§ **AIM OF THE EXERCISE**
Copy each line that contains the string "Address".

§ **MATERIALS PROVIDED**

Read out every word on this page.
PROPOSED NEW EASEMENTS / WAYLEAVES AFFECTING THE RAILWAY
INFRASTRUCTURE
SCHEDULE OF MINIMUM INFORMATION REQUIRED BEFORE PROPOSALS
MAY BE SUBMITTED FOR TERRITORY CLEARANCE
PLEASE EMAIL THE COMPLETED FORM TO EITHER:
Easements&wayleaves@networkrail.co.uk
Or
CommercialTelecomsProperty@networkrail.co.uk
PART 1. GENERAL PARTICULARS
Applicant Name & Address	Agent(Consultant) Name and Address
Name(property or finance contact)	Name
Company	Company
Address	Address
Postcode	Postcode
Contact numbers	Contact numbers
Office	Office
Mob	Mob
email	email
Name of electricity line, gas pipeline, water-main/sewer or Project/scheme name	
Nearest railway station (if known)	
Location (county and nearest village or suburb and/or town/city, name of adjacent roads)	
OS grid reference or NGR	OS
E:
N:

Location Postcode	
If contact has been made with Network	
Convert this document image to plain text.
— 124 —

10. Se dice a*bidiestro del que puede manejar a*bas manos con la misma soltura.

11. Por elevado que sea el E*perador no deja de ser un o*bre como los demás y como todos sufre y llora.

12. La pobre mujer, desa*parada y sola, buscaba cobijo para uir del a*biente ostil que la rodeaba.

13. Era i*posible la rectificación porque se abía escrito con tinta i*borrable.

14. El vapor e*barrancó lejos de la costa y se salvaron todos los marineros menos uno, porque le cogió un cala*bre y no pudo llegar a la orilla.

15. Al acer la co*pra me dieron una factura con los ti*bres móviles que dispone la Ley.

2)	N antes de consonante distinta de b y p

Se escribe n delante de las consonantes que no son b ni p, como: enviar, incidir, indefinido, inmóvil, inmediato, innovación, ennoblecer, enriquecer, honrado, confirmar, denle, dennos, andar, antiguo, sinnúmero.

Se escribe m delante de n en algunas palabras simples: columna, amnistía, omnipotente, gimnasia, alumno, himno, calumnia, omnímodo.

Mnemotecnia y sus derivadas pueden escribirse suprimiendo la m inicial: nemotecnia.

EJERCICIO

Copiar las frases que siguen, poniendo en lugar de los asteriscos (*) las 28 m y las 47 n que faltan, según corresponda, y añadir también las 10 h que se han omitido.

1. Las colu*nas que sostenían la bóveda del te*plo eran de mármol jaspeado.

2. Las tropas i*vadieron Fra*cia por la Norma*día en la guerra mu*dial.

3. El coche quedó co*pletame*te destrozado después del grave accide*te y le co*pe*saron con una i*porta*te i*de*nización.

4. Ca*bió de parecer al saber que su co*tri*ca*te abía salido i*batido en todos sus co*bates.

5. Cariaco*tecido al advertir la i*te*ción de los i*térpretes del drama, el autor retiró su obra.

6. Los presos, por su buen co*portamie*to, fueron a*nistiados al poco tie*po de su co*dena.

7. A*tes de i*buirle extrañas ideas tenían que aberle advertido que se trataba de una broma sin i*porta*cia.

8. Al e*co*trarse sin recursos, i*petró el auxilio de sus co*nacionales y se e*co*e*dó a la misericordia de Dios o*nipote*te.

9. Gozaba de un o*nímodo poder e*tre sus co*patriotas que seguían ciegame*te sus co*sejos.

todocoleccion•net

---

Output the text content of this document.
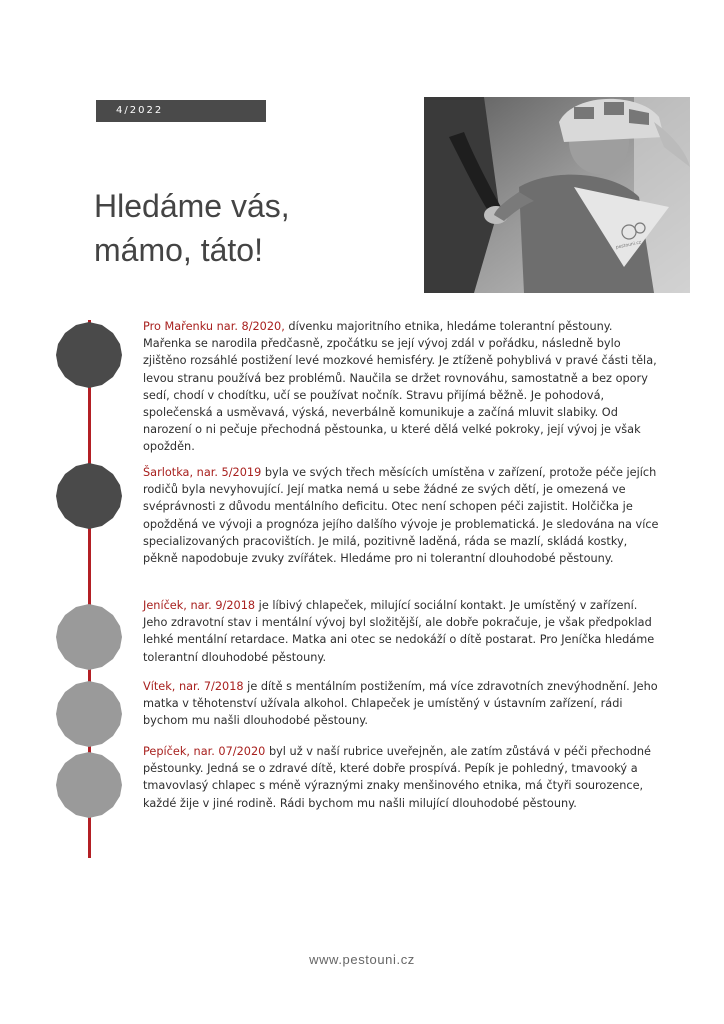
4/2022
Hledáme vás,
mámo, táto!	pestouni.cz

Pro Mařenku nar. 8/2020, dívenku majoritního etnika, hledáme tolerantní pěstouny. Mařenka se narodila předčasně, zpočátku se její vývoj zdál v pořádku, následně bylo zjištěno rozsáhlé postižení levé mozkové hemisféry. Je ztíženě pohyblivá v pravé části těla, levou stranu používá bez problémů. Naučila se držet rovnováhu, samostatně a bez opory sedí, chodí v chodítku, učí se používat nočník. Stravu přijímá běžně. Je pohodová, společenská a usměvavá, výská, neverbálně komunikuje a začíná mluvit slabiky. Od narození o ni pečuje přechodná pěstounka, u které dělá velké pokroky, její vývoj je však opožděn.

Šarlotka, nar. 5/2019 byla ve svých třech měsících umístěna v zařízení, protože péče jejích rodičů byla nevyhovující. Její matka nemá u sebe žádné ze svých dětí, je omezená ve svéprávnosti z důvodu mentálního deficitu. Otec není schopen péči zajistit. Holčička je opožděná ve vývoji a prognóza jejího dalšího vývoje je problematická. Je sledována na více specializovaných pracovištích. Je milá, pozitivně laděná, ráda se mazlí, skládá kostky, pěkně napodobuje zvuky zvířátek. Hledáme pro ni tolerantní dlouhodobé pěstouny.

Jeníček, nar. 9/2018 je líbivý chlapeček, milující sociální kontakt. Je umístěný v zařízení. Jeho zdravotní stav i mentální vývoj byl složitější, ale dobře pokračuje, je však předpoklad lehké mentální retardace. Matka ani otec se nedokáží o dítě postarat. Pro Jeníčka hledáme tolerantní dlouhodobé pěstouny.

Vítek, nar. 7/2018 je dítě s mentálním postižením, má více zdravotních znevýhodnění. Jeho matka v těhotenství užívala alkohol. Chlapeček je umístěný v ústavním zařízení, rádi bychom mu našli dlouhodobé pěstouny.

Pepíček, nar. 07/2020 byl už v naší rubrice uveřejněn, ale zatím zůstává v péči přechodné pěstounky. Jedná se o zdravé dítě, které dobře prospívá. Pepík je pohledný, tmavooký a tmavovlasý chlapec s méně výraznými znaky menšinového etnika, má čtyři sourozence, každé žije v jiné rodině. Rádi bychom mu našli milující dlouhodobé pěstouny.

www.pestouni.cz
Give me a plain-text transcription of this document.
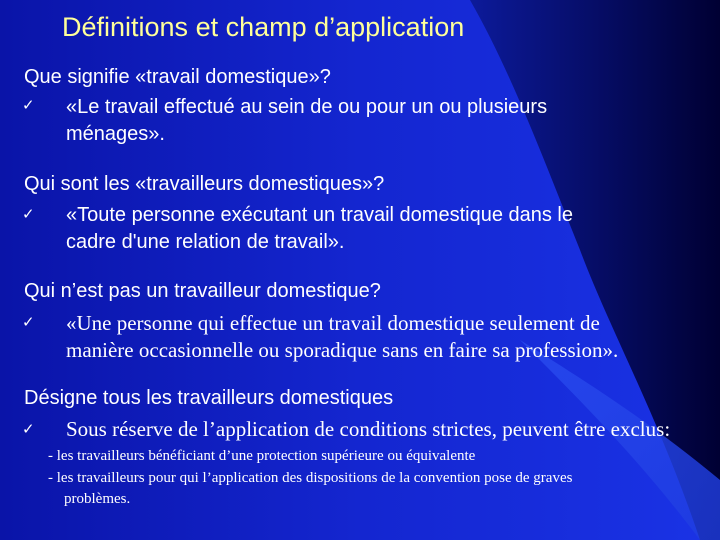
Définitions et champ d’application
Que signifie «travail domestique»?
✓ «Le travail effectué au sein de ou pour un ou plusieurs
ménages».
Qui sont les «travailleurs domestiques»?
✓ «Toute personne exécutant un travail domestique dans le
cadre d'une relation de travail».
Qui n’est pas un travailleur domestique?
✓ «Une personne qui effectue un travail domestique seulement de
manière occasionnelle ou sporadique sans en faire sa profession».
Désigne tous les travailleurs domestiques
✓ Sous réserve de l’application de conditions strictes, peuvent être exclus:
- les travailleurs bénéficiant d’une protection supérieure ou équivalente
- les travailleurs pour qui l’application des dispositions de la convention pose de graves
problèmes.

§ **EXPECTED OUTPUT**
Applicant Name & Address	Agent(Consultant) Name and Address
Address	Address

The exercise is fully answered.